▸ What the task asks
Return all the data below as it stands, minus the pictures.

▸ Data items
----

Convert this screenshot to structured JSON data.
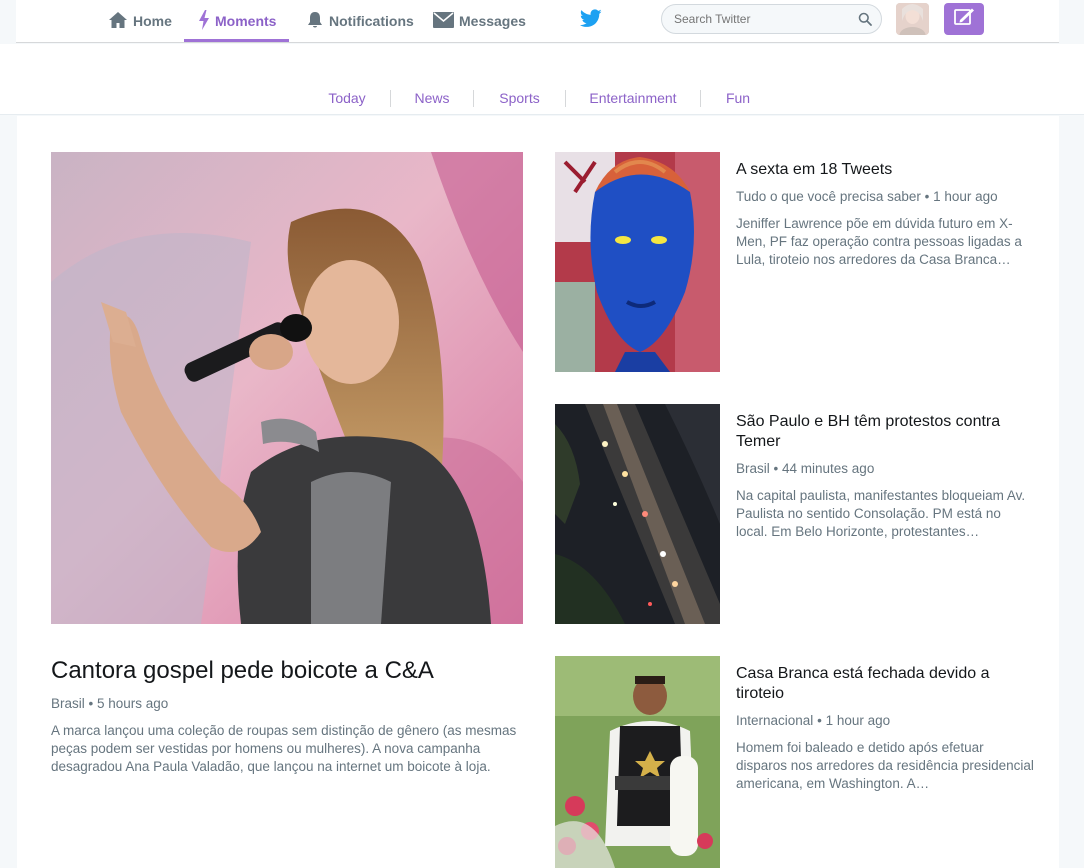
{
  "nav": {
    "home": "Home",
    "moments": "Moments",
    "notifications": "Notifications",
    "messages": "Messages",
    "search_placeholder": "Search Twitter"
  },
  "tabs": [
    {
      "label": "Today"
    },
    {
      "label": "News"
    },
    {
      "label": "Sports"
    },
    {
      "label": "Entertainment"
    },
    {
      "label": "Fun"
    }
  ],
  "hero": {
    "title": "Cantora gospel pede boicote a C&A",
    "category": "Brasil",
    "time": "5 hours ago",
    "description": "A marca lançou uma coleção de roupas sem distinção de gênero (as mesmas peças podem ser vestidas por homens ou mulheres). A nova campanha desagradou Ana Paula Valadão, que lançou na internet um boicote à loja."
  },
  "cards": [
    {
      "title": "A sexta em 18 Tweets",
      "category": "Tudo o que você precisa saber",
      "time": "1 hour ago",
      "description": "Jeniffer Lawrence põe em dúvida futuro em X-Men, PF faz operação contra pessoas ligadas a Lula, tiroteio nos arredores da Casa Branca…"
    },
    {
      "title": "São Paulo e BH têm protestos contra Temer",
      "category": "Brasil",
      "time": "44 minutes ago",
      "description": "Na capital paulista, manifestantes bloqueiam Av. Paulista no sentido Consolação. PM está no local. Em Belo Horizonte, protestantes…"
    },
    {
      "title": "Casa Branca está fechada devido a tiroteio",
      "category": "Internacional",
      "time": "1 hour ago",
      "description": "Homem foi baleado e detido após efetuar disparos nos arredores da residência presidencial americana, em Washington. A…"
    }
  ],
  "colors": {
    "accent": "#9f72d6",
    "accent_text": "#8c62c8",
    "twitter_blue": "#1da1f2",
    "muted": "#66757f"
  }
}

----

▸ Solved exercise
Convert this screenshot to structured JSON data.
{
  "nav": {
    "home": "Home",
    "moments": "Moments",
    "notifications": "Notifications",
    "messages": "Messages",
    "search_placeholder": "Search Twitter"
  },
  "tabs": [
    {
      "label": "Today"
    },
    {
      "label": "News"
    },
    {
      "label": "Sports"
    },
    {
      "label": "Entertainment"
    },
    {
      "label": "Fun"
    }
  ],
  "hero": {
    "title": "Cantora gospel pede boicote a C&A",
    "category": "Brasil",
    "time": "5 hours ago",
    "description": "A marca lançou uma coleção de roupas sem distinção de gênero (as mesmas peças podem ser vestidas por homens ou mulheres). A nova campanha desagradou Ana Paula Valadão, que lançou na internet um boicote à loja."
  },
  "cards": [
    {
      "title": "A sexta em 18 Tweets",
      "category": "Tudo o que você precisa saber",
      "time": "1 hour ago",
      "description": "Jeniffer Lawrence põe em dúvida futuro em X-Men, PF faz operação contra pessoas ligadas a Lula, tiroteio nos arredores da Casa Branca…"
    },
    {
      "title": "São Paulo e BH têm protestos contra Temer",
      "category": "Brasil",
      "time": "44 minutes ago",
      "description": "Na capital paulista, manifestantes bloqueiam Av. Paulista no sentido Consolação. PM está no local. Em Belo Horizonte, protestantes…"
    },
    {
      "title": "Casa Branca está fechada devido a tiroteio",
      "category": "Internacional",
      "time": "1 hour ago",
      "description": "Homem foi baleado e detido após efetuar disparos nos arredores da residência presidencial americana, em Washington. A…"
    }
  ],
  "colors": {
    "accent": "#9f72d6",
    "accent_text": "#8c62c8",
    "twitter_blue": "#1da1f2",
    "muted": "#66757f"
  }
}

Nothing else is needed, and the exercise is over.